TASK DESCRIPTION: Return each line containing the string "content".

(Dataset records)

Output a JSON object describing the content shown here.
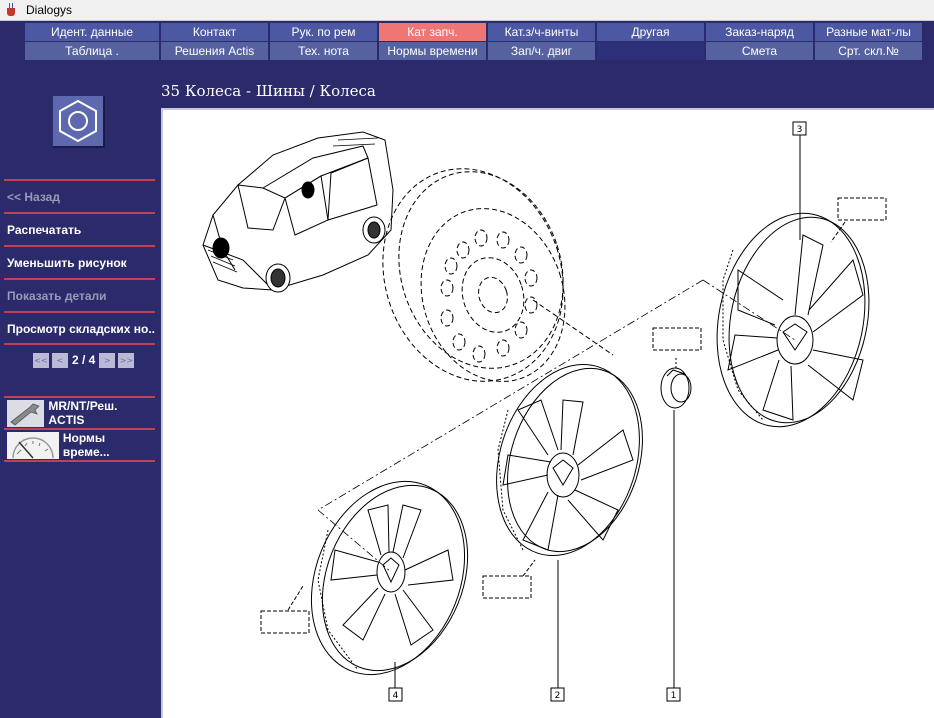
{
  "window": {
    "title": "Dialogys"
  },
  "nav": {
    "row1": [
      "Идент. данные",
      "Контакт",
      "Рук. по рем",
      "Кат запч.",
      "Кат.з/ч-винты",
      "Другая",
      "Заказ-наряд",
      "Разные мат-лы"
    ],
    "row2": [
      "Таблица .",
      "Решения Actis",
      "Тех. нота",
      "Нормы времени",
      "Зап/ч. двиг",
      "Смета",
      "Срт. скл.№"
    ]
  },
  "sidebar": {
    "back": "<< Назад",
    "print": "Распечатать",
    "shrink": "Уменьшить рисунок",
    "show_details": "Показать детали",
    "stock_view": "Просмотр складских но...",
    "pager": {
      "first": "<<",
      "prev": "<",
      "text": "2 / 4",
      "next": ">",
      "last": ">>"
    },
    "tools": [
      "MR/NT/Реш. ACTIS",
      "Нормы време..."
    ]
  },
  "content": {
    "title": "35 Колеса - Шины / Колеса",
    "callouts": [
      "3",
      "2",
      "4",
      "1"
    ]
  },
  "colors": {
    "background": "#2b2a6b",
    "nav_button": "#4d58a2",
    "active_tab": "#f07575",
    "separator": "#c43e57"
  }
}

IN RESPONSE:
Output a JSON object describing the content shown here.
  "content": {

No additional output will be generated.